### Exercise instructions
Narrow the data below down to the lines containing "adjrsq".

### Records for processing
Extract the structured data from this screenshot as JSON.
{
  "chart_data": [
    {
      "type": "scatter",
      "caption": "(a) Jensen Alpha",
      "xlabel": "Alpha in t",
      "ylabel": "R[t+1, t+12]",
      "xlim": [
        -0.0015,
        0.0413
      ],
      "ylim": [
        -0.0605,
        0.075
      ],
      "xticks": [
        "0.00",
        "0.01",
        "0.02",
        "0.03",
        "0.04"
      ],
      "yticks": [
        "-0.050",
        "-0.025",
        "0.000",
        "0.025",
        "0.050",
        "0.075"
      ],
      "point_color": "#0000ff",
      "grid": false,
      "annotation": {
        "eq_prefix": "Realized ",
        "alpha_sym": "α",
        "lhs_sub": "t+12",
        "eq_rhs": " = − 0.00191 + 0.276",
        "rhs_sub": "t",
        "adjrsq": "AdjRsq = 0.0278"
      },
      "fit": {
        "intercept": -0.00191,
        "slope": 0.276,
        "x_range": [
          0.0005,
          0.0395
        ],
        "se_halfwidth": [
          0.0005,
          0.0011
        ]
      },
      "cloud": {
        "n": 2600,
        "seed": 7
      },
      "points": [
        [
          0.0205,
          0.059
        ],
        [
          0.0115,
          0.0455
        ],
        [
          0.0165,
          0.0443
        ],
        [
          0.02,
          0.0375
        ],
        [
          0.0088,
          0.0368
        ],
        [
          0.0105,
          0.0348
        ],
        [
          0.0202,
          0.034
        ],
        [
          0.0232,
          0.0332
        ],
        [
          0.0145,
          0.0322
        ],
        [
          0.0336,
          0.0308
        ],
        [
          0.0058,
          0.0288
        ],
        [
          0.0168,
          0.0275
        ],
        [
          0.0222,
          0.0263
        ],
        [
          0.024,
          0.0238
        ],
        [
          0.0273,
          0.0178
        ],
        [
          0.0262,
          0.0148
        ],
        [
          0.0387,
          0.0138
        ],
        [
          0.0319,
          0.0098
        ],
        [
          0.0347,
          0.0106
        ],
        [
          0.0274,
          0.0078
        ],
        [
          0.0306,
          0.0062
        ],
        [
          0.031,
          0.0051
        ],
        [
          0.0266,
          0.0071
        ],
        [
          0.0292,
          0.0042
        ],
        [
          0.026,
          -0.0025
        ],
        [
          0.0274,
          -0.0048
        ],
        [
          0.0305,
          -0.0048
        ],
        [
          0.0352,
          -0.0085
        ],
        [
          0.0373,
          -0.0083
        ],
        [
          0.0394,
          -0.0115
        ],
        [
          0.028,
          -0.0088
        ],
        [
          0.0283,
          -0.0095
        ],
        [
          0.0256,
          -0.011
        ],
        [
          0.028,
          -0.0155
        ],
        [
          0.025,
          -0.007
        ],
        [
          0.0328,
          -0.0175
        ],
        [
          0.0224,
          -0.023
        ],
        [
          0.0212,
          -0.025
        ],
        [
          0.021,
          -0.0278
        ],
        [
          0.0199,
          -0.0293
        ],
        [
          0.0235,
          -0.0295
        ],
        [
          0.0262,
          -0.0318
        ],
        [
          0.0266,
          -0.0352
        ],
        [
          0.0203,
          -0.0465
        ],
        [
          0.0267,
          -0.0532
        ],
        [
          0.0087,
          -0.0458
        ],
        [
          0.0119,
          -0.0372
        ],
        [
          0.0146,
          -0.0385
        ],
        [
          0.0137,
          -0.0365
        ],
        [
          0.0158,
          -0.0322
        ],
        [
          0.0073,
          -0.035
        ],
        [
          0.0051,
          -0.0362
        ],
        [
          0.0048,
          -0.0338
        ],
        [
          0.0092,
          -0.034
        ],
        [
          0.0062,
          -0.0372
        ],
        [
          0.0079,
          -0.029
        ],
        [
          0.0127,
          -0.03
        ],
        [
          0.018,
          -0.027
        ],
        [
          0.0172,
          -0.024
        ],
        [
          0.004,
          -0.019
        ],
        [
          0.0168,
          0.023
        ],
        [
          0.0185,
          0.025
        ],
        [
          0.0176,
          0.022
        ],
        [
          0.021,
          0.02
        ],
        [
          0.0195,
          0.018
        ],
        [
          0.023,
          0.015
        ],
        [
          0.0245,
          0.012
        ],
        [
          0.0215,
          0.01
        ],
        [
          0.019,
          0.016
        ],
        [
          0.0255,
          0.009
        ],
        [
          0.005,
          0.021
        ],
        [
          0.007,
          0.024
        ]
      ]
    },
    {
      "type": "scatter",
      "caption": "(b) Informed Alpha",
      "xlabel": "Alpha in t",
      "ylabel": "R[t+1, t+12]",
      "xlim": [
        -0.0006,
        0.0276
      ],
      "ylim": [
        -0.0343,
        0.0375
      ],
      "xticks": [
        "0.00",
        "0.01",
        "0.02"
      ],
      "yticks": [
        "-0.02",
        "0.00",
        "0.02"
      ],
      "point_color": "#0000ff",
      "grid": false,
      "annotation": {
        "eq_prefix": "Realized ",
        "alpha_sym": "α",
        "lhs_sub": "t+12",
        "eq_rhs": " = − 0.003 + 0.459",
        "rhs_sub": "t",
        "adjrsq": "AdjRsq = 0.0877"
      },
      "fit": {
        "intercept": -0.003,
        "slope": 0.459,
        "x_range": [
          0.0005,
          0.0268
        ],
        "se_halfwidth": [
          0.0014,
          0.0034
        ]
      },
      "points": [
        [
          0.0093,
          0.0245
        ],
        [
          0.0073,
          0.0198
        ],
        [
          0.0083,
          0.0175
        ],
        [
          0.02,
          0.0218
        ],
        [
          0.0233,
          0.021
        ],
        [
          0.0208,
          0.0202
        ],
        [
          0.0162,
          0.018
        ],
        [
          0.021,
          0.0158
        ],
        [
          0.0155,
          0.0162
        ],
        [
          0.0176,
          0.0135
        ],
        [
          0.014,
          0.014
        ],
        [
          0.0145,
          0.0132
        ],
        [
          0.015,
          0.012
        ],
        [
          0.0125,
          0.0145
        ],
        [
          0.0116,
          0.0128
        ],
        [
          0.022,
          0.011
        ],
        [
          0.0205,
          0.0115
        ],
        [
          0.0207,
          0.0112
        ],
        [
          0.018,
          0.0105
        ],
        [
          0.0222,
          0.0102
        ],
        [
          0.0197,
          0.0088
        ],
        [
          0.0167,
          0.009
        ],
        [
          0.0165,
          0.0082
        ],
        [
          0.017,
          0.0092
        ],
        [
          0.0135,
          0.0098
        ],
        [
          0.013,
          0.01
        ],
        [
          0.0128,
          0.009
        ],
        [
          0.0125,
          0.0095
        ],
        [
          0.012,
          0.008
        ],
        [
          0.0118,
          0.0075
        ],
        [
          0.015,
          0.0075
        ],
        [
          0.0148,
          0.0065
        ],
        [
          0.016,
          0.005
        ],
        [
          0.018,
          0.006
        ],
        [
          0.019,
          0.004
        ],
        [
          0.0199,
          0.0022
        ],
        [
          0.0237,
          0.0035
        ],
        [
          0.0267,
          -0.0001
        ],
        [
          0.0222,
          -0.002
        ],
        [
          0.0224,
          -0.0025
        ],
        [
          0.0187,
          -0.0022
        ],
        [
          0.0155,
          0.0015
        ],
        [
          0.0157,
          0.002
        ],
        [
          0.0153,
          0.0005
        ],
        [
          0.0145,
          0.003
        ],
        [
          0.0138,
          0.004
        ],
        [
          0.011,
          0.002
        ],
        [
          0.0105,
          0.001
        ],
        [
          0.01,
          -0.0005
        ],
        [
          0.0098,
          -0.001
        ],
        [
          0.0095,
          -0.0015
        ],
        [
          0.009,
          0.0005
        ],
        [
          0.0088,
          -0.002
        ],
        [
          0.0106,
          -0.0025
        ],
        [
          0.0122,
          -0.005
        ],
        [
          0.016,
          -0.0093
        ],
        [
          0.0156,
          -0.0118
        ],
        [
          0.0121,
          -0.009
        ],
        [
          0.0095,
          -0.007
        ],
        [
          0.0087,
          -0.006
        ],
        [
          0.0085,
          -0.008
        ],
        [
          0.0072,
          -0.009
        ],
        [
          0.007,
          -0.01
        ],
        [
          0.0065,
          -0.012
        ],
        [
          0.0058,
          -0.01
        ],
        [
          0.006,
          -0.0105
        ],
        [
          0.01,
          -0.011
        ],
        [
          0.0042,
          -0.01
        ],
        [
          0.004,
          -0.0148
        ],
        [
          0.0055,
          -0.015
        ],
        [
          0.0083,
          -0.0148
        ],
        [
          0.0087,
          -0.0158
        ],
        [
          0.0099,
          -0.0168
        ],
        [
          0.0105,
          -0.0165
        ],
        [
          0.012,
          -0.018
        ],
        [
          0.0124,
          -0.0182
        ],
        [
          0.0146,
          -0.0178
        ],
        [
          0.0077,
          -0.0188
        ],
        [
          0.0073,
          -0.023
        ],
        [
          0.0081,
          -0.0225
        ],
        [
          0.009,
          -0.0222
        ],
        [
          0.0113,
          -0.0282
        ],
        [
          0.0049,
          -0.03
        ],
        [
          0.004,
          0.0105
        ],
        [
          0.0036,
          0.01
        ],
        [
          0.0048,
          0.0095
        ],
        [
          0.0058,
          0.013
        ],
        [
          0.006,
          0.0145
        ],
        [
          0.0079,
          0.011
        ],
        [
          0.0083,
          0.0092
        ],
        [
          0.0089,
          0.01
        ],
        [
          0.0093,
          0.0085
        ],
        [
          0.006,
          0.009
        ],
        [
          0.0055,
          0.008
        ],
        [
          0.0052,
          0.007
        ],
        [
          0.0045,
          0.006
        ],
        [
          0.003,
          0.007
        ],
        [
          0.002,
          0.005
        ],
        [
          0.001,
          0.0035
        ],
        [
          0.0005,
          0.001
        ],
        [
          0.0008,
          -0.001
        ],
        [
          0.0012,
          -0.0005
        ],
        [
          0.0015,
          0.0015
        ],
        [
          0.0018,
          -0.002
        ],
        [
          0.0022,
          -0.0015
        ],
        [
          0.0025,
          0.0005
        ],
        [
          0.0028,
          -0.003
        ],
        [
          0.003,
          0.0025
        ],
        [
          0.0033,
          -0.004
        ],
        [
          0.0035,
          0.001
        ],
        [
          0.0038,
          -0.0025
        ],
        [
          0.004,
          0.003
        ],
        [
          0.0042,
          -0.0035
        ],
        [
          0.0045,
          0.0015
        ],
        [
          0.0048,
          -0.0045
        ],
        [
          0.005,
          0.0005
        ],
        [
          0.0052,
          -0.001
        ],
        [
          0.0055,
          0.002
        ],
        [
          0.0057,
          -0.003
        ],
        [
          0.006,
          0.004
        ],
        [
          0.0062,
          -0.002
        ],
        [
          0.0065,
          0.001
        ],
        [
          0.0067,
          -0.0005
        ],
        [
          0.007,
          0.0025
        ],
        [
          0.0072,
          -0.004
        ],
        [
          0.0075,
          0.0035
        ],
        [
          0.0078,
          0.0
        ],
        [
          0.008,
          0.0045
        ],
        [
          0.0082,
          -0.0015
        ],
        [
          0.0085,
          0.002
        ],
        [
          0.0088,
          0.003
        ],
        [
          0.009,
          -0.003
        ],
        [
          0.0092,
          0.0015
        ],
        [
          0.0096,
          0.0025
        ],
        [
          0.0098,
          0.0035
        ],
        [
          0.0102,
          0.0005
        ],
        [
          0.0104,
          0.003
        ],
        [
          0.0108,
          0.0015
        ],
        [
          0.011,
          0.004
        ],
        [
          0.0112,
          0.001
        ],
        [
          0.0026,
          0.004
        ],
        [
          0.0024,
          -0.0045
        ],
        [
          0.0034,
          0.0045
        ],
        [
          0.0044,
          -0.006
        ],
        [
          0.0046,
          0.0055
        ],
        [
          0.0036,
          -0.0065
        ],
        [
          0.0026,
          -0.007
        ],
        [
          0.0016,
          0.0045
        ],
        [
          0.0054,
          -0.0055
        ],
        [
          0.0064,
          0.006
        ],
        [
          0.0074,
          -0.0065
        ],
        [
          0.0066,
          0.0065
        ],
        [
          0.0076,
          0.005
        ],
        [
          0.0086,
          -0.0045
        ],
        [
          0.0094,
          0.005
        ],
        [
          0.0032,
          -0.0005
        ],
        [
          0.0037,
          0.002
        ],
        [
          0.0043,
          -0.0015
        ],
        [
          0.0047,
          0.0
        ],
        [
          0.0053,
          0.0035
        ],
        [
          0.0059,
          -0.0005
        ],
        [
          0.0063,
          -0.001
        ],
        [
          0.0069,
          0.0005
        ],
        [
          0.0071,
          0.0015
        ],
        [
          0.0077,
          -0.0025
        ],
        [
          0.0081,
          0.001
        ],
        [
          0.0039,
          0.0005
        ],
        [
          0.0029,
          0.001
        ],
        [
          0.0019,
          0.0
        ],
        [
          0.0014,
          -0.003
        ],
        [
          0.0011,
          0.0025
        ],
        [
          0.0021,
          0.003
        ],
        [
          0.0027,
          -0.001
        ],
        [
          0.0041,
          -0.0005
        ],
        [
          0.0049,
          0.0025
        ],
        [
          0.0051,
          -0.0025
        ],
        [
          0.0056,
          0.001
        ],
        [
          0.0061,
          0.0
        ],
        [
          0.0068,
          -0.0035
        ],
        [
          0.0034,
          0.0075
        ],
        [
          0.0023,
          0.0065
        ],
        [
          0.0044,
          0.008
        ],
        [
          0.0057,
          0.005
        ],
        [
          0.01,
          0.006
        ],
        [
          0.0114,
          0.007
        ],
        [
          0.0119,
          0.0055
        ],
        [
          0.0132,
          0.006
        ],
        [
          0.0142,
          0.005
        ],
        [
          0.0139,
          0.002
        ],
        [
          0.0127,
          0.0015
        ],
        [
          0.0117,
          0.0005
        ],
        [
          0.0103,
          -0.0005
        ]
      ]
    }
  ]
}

### Solution for this task
        "adjrsq": "AdjRsq = 0.0278"
        "adjrsq": "AdjRsq = 0.0877"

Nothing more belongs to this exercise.